*Exercise task:*
Reproduce the data exactly and drop any pictures it holds.
>>>>
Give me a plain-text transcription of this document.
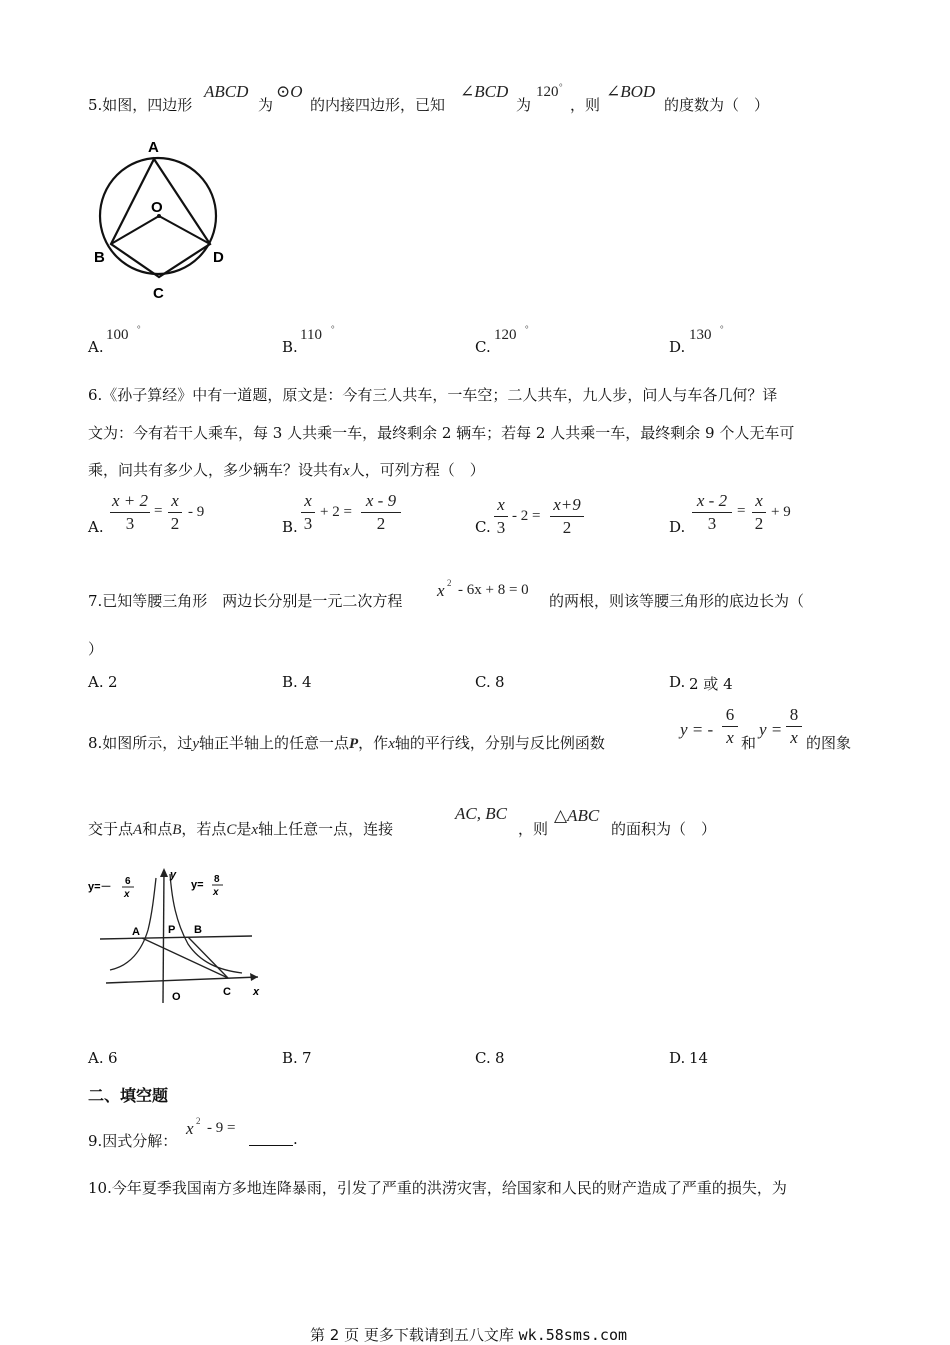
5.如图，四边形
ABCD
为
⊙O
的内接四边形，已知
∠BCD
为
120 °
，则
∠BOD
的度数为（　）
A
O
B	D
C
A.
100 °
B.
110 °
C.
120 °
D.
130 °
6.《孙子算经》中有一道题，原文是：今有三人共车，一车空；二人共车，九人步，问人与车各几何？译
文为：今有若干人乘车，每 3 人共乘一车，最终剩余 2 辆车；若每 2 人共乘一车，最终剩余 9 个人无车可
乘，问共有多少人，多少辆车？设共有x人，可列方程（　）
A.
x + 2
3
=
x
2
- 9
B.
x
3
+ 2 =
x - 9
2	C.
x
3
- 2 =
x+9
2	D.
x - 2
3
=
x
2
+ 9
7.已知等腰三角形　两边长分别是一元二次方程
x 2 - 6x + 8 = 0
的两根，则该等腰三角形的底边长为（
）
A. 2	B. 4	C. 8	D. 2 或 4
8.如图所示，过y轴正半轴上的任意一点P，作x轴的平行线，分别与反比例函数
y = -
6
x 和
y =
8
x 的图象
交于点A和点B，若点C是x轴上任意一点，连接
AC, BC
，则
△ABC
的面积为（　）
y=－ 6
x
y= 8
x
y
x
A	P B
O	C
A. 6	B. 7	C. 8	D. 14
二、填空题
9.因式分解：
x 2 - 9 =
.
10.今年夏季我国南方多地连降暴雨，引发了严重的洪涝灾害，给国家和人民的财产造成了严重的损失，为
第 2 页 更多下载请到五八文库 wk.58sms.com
<<<<
*Solution to the problem:*
Give me a plain-text transcription of this document.
5.如图，四边形
ABCD
为
⊙O
的内接四边形，已知
∠BCD
为
120 °
，则
∠BOD
的度数为（　）
A
O
B	D
C
A.
100 °
B.
110 °
C.
120 °
D.
130 °
6.《孙子算经》中有一道题，原文是：今有三人共车，一车空；二人共车，九人步，问人与车各几何？译
文为：今有若干人乘车，每 3 人共乘一车，最终剩余 2 辆车；若每 2 人共乘一车，最终剩余 9 个人无车可
乘，问共有多少人，多少辆车？设共有x人，可列方程（　）
A.
x + 2
3
=
x
2
- 9
B.
x
3
+ 2 =
x - 9
2	C.
x
3
- 2 =
x+9
2	D.
x - 2
3
=
x
2
+ 9
7.已知等腰三角形　两边长分别是一元二次方程
x 2 - 6x + 8 = 0
的两根，则该等腰三角形的底边长为（
）
A. 2	B. 4	C. 8	D. 2 或 4
8.如图所示，过y轴正半轴上的任意一点P，作x轴的平行线，分别与反比例函数
y = -
6
x 和
y =
8
x 的图象
交于点A和点B，若点C是x轴上任意一点，连接
AC, BC
，则
△ABC
的面积为（　）
y=－ 6
x
y= 8
x
y
x
A	P B
O	C
A. 6	B. 7	C. 8	D. 14
二、填空题
9.因式分解：
x 2 - 9 =
.
10.今年夏季我国南方多地连降暴雨，引发了严重的洪涝灾害，给国家和人民的财产造成了严重的损失，为
第 2 页 更多下载请到五八文库 wk.58sms.com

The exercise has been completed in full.